**Records shown**
══════════
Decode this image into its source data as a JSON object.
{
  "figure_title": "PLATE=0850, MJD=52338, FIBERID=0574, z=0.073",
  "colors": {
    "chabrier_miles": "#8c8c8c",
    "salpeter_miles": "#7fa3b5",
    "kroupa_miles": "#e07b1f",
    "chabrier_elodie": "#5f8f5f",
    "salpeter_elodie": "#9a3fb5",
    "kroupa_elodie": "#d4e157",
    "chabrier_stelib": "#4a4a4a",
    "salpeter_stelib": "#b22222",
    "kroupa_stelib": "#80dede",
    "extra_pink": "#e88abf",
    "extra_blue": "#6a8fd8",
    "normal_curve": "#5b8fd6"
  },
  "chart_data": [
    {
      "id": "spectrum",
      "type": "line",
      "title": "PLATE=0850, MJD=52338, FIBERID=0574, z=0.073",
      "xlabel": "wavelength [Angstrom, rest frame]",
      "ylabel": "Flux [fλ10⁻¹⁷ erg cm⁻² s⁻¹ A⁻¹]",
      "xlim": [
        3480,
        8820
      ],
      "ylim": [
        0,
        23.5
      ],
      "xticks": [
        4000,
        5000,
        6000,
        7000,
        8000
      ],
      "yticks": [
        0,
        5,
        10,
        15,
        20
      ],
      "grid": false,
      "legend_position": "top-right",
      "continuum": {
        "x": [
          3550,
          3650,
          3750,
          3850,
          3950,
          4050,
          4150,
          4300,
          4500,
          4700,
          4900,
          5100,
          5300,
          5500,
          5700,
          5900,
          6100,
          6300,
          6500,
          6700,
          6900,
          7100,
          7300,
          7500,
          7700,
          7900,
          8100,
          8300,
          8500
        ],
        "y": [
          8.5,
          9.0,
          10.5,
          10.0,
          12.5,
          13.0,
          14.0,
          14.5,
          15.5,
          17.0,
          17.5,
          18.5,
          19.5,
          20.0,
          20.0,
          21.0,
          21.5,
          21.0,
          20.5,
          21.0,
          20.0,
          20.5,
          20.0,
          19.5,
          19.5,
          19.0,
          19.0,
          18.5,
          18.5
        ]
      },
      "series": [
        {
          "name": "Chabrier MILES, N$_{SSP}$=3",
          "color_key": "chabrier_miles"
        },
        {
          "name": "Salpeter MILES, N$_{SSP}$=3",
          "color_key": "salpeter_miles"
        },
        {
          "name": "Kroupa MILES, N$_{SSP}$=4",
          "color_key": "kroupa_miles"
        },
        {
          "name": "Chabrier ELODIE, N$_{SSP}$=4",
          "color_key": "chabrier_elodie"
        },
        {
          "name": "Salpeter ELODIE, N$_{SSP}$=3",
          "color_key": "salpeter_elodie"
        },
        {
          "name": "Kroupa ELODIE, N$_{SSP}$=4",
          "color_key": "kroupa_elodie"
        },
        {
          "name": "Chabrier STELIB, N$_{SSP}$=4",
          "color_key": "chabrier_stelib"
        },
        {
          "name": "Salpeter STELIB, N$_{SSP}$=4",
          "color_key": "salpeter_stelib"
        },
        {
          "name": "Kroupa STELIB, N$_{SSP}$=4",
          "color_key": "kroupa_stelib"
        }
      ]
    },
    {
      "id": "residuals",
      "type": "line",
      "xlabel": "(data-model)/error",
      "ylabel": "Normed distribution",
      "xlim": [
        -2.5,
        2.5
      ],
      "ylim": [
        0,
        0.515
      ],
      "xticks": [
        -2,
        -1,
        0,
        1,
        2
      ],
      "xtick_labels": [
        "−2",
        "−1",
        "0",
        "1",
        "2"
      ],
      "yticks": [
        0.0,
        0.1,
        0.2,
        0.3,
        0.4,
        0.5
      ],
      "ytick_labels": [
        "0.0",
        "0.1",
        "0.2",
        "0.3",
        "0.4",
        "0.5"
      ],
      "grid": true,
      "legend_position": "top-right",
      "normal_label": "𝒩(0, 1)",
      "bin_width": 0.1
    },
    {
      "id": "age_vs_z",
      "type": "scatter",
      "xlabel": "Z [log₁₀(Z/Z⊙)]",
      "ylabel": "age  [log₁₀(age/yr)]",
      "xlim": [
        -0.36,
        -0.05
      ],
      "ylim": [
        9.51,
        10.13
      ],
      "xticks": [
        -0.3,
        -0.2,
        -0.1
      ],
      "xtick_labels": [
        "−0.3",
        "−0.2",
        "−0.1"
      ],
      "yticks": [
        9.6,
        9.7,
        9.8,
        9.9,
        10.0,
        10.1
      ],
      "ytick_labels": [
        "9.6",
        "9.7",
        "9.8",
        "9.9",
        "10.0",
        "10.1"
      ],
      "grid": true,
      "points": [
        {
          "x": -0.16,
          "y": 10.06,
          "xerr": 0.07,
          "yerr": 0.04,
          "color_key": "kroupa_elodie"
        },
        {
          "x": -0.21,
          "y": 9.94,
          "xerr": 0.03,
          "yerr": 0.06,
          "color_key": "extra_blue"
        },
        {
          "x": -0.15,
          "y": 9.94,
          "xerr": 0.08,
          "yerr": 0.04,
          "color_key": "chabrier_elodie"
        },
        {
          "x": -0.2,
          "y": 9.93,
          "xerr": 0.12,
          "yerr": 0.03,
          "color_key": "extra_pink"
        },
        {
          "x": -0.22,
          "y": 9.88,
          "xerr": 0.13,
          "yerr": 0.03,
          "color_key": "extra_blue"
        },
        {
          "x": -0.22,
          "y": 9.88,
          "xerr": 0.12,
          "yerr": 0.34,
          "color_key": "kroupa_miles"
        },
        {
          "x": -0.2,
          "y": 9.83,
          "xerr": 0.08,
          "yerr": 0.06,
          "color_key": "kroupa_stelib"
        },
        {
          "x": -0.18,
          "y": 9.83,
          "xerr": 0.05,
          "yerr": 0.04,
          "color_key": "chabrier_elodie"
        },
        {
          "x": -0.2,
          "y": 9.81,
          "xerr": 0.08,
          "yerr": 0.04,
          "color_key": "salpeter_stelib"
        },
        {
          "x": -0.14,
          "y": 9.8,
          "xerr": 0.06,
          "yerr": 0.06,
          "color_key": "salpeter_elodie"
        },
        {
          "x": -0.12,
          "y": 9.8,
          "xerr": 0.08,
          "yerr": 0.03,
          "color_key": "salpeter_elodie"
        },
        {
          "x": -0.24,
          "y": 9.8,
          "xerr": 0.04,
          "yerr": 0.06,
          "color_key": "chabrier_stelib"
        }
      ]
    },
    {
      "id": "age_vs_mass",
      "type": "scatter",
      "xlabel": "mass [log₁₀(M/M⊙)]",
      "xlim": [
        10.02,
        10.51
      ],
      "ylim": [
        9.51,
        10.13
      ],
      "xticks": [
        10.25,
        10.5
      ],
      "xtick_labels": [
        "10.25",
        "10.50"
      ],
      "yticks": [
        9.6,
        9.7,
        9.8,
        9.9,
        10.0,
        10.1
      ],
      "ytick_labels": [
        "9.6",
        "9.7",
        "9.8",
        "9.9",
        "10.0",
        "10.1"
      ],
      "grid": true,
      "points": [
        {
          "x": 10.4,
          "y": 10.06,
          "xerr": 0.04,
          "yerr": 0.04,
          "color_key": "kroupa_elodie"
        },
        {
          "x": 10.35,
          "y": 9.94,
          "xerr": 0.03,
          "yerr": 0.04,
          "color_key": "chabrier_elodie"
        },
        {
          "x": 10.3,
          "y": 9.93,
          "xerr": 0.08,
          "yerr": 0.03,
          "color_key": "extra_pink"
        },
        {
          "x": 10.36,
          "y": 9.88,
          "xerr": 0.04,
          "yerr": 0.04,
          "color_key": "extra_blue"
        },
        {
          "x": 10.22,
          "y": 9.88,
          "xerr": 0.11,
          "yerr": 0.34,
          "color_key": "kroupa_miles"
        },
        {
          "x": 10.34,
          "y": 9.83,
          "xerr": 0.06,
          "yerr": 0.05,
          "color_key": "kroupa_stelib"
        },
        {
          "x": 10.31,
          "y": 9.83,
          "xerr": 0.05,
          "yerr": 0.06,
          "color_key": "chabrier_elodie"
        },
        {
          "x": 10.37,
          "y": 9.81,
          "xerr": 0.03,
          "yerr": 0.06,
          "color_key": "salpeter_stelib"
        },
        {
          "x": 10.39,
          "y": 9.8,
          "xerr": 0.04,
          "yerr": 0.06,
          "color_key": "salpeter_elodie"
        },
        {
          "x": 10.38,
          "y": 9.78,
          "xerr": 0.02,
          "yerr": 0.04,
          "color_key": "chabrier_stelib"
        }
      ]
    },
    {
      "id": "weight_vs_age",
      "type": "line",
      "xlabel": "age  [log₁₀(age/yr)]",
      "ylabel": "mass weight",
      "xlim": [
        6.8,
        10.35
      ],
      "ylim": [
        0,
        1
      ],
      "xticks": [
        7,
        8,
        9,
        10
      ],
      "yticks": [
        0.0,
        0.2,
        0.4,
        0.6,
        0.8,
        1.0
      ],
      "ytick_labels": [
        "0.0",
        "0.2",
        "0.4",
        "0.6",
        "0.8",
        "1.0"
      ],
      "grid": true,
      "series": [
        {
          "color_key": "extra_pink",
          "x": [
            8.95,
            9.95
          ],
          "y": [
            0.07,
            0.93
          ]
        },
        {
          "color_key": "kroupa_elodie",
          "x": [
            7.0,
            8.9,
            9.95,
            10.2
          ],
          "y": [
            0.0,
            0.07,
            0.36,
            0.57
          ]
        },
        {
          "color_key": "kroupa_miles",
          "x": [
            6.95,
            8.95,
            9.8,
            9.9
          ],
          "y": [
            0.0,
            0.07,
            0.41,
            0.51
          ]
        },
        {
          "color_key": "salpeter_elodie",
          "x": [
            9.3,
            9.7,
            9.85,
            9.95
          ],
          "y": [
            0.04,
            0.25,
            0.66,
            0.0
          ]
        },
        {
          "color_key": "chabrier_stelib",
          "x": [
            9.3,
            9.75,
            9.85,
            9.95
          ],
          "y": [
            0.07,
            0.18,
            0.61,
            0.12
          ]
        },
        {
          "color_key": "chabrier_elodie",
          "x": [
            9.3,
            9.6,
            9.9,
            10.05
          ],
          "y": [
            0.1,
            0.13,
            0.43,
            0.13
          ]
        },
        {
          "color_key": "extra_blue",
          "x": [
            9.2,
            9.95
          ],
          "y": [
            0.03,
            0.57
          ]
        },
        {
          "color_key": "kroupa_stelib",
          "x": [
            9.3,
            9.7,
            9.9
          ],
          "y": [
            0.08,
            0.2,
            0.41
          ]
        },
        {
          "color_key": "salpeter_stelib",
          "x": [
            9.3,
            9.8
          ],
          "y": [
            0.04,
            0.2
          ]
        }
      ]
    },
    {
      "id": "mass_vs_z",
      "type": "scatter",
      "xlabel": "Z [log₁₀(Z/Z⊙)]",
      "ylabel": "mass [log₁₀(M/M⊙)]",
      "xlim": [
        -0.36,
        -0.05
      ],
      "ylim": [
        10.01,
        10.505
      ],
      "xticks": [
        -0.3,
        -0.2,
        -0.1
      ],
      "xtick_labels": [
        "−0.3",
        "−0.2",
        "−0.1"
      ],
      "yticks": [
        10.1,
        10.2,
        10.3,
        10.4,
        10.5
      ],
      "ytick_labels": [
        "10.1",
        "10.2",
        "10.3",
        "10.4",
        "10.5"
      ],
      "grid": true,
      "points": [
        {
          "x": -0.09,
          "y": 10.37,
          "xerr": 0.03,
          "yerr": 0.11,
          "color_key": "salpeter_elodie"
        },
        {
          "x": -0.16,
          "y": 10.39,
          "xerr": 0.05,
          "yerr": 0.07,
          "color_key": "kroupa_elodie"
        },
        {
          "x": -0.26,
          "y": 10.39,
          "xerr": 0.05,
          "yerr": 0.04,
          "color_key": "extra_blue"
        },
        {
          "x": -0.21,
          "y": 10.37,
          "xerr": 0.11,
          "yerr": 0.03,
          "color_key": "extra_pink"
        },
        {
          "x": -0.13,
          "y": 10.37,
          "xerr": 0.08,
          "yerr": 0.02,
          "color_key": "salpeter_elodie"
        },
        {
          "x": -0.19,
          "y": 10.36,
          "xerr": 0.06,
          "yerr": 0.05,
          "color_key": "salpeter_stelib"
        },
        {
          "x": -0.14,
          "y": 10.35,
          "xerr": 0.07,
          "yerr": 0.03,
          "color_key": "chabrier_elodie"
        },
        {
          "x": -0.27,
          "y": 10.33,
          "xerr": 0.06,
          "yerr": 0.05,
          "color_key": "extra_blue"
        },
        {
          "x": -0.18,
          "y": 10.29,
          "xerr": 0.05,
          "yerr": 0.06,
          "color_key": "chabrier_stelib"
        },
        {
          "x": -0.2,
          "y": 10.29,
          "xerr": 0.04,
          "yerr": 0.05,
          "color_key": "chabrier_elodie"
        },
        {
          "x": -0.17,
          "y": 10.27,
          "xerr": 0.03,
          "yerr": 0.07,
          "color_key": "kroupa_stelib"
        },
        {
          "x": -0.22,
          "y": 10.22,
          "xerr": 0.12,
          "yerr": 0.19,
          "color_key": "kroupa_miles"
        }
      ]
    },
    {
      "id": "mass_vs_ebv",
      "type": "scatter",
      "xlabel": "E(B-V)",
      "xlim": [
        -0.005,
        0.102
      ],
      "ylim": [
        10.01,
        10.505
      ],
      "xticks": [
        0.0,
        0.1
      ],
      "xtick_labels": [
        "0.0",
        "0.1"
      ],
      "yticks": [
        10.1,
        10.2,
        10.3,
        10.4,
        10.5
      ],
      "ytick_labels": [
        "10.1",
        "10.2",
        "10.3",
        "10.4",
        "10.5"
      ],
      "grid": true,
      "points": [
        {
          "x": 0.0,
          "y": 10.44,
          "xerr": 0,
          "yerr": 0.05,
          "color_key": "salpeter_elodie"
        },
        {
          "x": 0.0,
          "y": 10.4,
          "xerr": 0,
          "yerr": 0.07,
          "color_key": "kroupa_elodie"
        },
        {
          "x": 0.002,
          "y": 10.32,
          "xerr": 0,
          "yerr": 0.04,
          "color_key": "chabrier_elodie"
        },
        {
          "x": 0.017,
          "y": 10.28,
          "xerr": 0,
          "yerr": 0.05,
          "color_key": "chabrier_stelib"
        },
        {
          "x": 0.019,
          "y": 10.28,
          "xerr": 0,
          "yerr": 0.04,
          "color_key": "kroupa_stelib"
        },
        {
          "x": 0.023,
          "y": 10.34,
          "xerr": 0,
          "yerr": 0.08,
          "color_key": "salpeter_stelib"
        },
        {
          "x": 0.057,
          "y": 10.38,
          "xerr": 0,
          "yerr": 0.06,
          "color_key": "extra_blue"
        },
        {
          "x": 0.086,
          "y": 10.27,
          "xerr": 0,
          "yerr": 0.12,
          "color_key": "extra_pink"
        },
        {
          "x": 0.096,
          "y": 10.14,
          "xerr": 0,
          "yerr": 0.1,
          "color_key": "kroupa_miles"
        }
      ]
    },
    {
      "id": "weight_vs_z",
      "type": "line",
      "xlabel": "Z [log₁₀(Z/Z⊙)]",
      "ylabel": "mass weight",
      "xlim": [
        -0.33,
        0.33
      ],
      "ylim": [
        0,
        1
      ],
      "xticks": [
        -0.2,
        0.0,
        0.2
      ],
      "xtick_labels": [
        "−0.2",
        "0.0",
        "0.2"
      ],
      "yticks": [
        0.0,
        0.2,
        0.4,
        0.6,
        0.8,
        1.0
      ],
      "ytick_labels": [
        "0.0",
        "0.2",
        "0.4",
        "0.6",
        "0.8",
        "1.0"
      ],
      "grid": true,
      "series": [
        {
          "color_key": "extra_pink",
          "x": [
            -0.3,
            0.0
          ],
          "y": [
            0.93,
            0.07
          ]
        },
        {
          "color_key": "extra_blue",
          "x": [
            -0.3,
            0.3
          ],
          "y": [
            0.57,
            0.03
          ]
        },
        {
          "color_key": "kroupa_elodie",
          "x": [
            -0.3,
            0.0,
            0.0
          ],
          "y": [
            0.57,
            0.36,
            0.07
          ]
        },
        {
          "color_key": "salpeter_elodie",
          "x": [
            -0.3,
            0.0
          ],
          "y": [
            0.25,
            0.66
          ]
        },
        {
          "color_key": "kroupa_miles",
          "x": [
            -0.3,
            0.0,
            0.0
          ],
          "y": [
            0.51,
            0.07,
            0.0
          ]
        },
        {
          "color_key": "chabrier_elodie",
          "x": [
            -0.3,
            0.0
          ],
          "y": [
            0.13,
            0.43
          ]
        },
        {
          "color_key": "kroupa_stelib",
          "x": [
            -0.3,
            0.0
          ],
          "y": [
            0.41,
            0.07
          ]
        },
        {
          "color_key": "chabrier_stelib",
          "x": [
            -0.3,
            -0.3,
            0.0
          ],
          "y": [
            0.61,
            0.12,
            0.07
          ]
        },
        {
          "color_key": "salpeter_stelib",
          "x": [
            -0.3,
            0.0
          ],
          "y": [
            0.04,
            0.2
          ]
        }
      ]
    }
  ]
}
══════════
**Exercise instructions**
Where a line in the material contains "PLATE", copy that line.

**Result below**
  "figure_title": "PLATE=0850, MJD=52338, FIBERID=0574, z=0.073",
      "title": "PLATE=0850, MJD=52338, FIBERID=0574, z=0.073",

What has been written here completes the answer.